STATED EXERCISE
How many of the lines that follow contain the word "this"? Give only the number.

PROVIDED DATA
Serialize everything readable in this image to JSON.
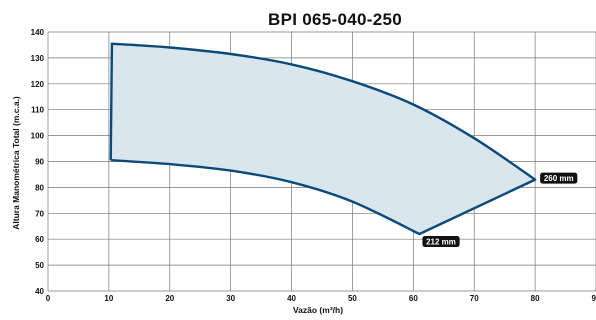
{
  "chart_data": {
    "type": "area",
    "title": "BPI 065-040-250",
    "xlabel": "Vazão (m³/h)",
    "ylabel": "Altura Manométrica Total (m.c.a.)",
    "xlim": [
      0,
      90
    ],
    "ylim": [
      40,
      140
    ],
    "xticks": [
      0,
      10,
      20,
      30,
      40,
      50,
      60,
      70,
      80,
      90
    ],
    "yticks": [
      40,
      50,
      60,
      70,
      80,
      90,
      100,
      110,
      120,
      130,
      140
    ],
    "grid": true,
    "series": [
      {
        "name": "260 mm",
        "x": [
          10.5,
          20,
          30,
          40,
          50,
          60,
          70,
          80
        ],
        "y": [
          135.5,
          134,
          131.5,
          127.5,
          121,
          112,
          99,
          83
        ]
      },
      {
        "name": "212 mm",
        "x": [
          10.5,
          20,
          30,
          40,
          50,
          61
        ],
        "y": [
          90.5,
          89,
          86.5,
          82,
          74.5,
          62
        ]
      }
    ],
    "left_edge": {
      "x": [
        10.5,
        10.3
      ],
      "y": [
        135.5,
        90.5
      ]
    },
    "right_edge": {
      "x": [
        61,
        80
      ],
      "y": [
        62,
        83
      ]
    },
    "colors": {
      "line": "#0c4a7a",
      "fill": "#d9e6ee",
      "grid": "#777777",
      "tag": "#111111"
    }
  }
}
--
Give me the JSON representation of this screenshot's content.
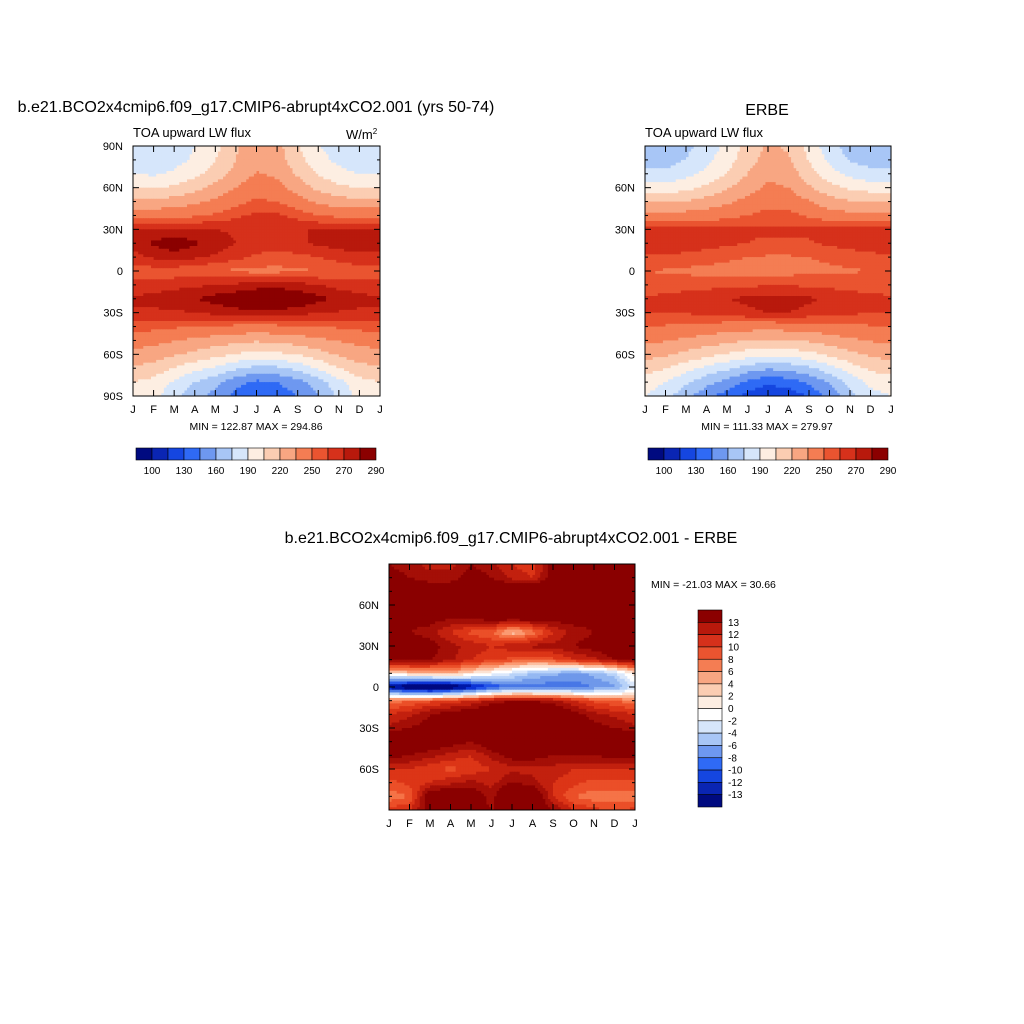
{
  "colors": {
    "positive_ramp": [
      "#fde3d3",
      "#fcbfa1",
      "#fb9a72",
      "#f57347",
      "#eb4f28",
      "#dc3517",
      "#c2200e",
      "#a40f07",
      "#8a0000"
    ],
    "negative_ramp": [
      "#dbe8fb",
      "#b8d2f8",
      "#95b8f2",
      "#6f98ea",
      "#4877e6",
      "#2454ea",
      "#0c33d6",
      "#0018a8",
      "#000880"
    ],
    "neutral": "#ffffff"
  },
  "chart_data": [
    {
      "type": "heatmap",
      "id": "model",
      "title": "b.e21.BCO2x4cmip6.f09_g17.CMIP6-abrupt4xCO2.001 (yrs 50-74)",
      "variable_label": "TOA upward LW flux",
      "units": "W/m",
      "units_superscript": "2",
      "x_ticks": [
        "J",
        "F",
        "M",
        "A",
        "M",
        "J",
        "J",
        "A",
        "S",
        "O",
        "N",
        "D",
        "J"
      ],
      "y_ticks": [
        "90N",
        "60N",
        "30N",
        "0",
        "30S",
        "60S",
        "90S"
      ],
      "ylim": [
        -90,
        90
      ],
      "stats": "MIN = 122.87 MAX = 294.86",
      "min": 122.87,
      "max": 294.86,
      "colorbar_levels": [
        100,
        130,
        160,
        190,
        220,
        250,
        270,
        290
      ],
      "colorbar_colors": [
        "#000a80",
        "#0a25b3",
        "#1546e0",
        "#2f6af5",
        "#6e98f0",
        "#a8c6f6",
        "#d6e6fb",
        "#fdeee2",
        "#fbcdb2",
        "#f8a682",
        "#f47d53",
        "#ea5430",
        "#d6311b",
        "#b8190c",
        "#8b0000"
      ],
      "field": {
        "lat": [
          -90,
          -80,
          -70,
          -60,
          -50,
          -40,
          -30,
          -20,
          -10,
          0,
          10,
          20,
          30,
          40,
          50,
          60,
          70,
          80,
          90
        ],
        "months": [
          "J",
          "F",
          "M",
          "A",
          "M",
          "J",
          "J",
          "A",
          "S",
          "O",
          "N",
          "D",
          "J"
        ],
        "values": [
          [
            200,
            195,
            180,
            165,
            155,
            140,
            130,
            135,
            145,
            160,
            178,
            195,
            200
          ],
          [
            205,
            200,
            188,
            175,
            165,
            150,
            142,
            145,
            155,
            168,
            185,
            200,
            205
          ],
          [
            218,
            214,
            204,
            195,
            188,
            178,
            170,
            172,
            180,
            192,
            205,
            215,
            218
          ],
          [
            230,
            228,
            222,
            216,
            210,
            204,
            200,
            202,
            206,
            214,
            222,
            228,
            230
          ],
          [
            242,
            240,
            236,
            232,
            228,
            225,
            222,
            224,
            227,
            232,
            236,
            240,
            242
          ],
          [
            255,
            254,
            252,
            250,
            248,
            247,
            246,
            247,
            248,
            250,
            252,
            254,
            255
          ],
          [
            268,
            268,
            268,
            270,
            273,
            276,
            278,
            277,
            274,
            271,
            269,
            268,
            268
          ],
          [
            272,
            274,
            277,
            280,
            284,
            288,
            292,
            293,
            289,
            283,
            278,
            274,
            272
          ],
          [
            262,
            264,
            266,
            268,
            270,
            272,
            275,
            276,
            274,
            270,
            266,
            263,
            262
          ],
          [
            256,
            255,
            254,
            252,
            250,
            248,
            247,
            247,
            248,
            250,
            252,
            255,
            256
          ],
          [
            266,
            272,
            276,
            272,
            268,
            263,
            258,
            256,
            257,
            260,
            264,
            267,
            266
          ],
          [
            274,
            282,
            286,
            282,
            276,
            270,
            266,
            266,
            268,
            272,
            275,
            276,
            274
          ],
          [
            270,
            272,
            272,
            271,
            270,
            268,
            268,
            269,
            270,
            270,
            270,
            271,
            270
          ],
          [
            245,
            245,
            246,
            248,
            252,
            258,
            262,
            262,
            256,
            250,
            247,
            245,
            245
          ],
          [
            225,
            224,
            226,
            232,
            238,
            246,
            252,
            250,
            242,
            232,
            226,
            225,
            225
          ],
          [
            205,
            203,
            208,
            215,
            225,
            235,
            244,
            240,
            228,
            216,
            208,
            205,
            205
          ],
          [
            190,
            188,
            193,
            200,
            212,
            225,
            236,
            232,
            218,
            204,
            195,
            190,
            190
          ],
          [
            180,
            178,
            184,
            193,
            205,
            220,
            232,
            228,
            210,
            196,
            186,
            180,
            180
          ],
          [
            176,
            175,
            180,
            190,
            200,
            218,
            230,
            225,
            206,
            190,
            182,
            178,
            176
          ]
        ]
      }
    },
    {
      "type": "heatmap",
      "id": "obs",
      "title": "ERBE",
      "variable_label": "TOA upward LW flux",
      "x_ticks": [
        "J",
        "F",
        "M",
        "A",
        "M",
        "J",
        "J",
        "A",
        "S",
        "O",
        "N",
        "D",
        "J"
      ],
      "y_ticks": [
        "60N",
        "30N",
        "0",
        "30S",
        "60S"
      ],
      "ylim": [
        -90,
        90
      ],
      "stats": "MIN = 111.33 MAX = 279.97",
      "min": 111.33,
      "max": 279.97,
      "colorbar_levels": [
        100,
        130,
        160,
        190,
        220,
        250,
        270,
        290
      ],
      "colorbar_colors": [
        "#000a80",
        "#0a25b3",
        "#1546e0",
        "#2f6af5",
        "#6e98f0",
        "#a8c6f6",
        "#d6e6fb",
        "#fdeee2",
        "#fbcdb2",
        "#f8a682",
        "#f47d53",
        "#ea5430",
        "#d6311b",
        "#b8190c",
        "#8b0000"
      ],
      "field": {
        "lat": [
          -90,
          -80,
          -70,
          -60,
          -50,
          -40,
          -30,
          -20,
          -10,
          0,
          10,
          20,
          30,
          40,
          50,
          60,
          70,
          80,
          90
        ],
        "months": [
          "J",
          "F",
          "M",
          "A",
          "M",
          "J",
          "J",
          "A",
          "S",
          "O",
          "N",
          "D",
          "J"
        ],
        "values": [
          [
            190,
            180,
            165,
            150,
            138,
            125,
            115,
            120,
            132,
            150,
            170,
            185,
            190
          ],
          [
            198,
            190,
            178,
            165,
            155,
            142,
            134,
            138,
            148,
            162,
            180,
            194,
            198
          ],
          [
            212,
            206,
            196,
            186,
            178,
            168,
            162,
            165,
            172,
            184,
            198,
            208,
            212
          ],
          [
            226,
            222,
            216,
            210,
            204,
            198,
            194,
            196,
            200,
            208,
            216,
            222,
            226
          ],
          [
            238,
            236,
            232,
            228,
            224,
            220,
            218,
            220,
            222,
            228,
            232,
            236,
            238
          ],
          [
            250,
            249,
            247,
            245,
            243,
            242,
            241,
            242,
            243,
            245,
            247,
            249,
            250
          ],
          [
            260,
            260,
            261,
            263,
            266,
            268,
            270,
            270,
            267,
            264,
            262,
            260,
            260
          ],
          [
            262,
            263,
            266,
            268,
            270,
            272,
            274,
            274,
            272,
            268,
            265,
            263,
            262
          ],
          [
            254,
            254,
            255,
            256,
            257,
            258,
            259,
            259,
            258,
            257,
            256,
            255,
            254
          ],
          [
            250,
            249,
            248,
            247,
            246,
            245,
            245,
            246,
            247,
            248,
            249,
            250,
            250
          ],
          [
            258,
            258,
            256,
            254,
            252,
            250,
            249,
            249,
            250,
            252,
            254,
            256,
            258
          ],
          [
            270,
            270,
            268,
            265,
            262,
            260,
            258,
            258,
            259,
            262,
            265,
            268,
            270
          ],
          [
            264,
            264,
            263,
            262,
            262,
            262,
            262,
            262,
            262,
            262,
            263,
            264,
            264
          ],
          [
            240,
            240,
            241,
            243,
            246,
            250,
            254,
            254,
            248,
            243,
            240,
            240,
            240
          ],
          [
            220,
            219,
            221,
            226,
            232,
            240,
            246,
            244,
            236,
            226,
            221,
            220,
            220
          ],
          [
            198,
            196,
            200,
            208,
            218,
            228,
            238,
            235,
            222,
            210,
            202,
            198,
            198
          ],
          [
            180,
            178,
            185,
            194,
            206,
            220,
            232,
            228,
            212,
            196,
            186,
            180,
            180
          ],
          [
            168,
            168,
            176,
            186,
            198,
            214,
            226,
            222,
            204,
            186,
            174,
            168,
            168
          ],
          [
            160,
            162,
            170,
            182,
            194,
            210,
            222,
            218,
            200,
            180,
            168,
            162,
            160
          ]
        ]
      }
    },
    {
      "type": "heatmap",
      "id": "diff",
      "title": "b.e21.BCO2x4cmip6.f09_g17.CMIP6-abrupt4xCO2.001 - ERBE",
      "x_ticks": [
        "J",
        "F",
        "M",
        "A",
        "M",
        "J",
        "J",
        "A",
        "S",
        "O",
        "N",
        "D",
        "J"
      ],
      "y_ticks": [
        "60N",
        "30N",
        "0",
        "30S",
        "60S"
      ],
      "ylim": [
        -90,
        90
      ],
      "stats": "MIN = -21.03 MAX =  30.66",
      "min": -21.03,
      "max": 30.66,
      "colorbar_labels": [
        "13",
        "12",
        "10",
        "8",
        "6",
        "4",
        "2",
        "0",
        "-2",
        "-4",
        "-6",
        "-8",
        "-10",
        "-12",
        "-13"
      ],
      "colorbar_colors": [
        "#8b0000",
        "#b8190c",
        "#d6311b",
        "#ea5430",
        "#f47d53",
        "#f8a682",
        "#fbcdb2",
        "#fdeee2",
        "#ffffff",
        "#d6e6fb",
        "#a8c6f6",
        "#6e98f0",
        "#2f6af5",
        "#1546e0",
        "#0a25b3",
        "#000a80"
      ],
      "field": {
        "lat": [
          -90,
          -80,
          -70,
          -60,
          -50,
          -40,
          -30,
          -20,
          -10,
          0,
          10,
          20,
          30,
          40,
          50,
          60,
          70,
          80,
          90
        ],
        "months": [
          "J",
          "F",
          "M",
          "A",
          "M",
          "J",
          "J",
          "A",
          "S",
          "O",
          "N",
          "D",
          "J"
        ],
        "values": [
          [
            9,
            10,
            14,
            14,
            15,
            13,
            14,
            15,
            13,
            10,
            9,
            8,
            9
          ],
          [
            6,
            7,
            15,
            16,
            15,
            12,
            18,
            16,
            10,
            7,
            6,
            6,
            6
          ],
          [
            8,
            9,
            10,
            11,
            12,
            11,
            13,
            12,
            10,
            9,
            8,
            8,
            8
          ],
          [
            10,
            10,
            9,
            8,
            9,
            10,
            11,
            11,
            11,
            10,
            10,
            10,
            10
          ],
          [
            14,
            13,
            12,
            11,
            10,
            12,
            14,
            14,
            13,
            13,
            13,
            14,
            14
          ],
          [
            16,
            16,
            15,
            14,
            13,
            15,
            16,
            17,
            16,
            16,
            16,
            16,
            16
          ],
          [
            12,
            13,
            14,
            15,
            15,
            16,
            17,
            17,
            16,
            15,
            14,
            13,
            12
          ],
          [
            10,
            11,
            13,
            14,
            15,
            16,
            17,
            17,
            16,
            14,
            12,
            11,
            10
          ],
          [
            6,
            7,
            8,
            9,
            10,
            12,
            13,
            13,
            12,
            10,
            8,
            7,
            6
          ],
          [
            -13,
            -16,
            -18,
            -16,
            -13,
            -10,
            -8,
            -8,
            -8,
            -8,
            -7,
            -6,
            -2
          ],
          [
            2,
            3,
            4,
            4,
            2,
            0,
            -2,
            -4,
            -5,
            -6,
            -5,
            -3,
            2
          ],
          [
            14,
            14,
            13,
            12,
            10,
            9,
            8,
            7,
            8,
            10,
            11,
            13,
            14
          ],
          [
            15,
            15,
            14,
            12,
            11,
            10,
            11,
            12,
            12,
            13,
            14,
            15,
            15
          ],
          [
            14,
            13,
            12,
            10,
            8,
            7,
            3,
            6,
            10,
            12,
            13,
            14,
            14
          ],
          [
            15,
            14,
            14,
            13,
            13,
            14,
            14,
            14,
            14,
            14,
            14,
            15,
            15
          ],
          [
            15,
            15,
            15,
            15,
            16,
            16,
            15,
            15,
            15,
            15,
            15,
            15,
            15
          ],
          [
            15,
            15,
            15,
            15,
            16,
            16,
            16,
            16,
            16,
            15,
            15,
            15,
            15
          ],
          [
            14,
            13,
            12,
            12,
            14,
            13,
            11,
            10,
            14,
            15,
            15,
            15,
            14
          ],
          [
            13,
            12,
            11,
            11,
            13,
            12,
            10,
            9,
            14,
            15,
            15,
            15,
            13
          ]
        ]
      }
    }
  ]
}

EXPECTED ANSWER
2